Figure dataset records:
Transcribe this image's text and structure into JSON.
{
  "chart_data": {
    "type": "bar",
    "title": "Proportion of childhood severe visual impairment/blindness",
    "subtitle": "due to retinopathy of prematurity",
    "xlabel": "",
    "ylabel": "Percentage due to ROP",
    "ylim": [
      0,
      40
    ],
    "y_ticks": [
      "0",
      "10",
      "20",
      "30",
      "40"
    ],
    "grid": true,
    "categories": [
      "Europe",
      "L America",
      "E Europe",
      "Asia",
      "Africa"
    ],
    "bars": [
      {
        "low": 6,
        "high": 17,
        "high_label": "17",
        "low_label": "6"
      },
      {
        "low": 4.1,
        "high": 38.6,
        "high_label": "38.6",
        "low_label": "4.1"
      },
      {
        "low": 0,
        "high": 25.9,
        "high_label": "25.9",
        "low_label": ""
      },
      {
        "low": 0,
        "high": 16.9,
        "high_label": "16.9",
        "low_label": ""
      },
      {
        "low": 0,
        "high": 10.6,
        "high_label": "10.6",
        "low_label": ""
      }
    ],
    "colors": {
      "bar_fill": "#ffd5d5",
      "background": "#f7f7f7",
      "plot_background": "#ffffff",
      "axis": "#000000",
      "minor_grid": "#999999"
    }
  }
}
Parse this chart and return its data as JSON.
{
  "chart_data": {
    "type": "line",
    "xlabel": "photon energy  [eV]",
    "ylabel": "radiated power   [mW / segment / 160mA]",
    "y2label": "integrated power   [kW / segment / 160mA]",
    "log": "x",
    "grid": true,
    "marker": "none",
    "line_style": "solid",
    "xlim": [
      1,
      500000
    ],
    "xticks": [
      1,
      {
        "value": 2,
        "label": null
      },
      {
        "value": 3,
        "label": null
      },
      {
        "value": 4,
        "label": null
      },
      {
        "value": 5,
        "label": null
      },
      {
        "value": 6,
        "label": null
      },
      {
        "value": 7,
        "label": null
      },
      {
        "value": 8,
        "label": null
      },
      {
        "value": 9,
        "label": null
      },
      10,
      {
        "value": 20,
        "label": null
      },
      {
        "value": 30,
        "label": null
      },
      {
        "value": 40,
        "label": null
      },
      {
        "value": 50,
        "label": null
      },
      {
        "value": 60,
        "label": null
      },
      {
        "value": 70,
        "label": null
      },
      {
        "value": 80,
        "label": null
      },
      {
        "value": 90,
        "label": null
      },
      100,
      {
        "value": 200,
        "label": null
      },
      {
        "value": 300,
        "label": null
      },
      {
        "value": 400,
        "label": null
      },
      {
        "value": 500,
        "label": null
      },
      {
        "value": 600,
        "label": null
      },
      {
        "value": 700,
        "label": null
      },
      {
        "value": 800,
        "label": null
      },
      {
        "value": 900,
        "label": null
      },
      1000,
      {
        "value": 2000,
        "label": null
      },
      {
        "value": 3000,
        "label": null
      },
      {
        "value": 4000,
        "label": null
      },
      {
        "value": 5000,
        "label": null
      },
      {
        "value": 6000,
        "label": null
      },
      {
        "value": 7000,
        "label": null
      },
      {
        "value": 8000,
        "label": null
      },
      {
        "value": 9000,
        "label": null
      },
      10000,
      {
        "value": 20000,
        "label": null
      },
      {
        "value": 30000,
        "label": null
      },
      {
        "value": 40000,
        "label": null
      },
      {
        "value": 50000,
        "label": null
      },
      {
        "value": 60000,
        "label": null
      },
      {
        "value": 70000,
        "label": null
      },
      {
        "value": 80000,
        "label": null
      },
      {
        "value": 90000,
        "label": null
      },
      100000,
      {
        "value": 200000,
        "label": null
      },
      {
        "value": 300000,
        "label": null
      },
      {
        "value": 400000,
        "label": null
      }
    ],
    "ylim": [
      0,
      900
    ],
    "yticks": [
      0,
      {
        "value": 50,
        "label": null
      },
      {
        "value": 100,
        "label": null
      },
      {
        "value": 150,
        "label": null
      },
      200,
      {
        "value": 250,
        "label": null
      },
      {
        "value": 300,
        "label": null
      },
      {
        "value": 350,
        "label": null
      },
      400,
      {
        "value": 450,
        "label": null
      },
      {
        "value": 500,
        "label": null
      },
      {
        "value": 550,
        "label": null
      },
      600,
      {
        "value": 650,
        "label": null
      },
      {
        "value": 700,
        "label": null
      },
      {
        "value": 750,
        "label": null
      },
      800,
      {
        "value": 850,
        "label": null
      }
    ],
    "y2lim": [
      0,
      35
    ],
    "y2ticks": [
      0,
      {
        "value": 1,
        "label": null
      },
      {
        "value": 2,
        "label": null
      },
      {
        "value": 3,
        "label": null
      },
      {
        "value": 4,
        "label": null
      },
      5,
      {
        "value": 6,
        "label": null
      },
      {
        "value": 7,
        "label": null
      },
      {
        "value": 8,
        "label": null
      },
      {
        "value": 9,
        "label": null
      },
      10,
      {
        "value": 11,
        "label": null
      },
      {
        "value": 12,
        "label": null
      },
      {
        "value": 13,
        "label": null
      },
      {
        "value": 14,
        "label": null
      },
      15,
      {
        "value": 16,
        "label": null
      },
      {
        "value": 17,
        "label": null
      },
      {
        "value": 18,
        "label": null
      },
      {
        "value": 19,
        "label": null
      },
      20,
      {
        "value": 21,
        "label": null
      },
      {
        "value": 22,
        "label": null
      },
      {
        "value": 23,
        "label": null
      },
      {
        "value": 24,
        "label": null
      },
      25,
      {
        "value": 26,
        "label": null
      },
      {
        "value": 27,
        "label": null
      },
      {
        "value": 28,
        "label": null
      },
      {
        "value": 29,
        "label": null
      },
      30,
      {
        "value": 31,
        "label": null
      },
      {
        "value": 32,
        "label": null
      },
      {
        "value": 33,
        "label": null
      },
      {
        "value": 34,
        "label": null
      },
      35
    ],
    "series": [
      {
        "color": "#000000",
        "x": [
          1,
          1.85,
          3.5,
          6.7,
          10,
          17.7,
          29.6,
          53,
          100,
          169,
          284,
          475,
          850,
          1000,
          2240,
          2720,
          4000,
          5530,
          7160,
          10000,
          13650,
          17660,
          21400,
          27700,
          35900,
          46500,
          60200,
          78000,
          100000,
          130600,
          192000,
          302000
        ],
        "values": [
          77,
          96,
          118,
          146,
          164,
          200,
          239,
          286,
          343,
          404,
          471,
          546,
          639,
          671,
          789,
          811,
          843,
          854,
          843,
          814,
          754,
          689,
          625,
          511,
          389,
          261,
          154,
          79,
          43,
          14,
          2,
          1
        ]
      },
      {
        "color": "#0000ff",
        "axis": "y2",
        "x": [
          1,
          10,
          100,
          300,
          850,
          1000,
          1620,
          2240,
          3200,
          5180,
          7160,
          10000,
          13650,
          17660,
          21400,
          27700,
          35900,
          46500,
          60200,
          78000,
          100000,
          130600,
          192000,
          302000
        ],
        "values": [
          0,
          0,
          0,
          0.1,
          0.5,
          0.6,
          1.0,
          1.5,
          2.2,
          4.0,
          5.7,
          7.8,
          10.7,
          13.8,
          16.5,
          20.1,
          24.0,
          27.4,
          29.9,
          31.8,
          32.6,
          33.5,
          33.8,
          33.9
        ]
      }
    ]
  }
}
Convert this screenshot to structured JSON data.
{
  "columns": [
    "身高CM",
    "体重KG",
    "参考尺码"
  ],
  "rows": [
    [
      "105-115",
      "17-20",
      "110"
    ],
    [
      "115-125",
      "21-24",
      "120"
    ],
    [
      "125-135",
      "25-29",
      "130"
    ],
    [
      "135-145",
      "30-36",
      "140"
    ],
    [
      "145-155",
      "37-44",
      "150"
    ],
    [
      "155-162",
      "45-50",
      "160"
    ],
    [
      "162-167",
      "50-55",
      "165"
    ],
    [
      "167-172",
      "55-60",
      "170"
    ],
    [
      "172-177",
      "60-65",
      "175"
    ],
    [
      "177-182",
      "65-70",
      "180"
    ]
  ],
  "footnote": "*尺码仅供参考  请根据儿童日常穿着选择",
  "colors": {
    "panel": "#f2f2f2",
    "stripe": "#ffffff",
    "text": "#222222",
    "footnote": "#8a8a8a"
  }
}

__Required task__:
Starting at the line that contains "Convert this screenshot", copy each line exactly through the end of the listing above. Include that first line and the last one, and add nothing.

__Final result__:
Convert this screenshot to structured JSON data.
{
  "columns": [
    "身高CM",
    "体重KG",
    "参考尺码"
  ],
  "rows": [
    [
      "105-115",
      "17-20",
      "110"
    ],
    [
      "115-125",
      "21-24",
      "120"
    ],
    [
      "125-135",
      "25-29",
      "130"
    ],
    [
      "135-145",
      "30-36",
      "140"
    ],
    [
      "145-155",
      "37-44",
      "150"
    ],
    [
      "155-162",
      "45-50",
      "160"
    ],
    [
      "162-167",
      "50-55",
      "165"
    ],
    [
      "167-172",
      "55-60",
      "170"
    ],
    [
      "172-177",
      "60-65",
      "175"
    ],
    [
      "177-182",
      "65-70",
      "180"
    ]
  ],
  "footnote": "*尺码仅供参考  请根据儿童日常穿着选择",
  "colors": {
    "panel": "#f2f2f2",
    "stripe": "#ffffff",
    "text": "#222222",
    "footnote": "#8a8a8a"
  }
}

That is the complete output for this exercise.